Exercise prompt:
All of the records below should be output exactly.

The input:

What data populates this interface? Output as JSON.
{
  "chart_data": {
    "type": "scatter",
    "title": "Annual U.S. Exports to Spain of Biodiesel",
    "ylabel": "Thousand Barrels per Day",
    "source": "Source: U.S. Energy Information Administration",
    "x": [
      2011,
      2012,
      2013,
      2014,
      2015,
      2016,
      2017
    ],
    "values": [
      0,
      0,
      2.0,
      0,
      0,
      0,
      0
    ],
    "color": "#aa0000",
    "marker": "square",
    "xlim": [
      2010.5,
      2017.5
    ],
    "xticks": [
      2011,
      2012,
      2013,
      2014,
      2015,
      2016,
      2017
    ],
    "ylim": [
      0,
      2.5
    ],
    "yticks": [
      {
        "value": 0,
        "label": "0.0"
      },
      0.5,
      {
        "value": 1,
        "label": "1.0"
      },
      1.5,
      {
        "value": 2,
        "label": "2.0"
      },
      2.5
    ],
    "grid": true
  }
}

Result for this task:
What data populates this interface? Output as JSON.
{
  "chart_data": {
    "type": "scatter",
    "title": "Annual U.S. Exports to Spain of Biodiesel",
    "ylabel": "Thousand Barrels per Day",
    "source": "Source: U.S. Energy Information Administration",
    "x": [
      2011,
      2012,
      2013,
      2014,
      2015,
      2016,
      2017
    ],
    "values": [
      0,
      0,
      2.0,
      0,
      0,
      0,
      0
    ],
    "color": "#aa0000",
    "marker": "square",
    "xlim": [
      2010.5,
      2017.5
    ],
    "xticks": [
      2011,
      2012,
      2013,
      2014,
      2015,
      2016,
      2017
    ],
    "ylim": [
      0,
      2.5
    ],
    "yticks": [
      {
        "value": 0,
        "label": "0.0"
      },
      0.5,
      {
        "value": 1,
        "label": "1.0"
      },
      1.5,
      {
        "value": 2,
        "label": "2.0"
      },
      2.5
    ],
    "grid": true
  }
}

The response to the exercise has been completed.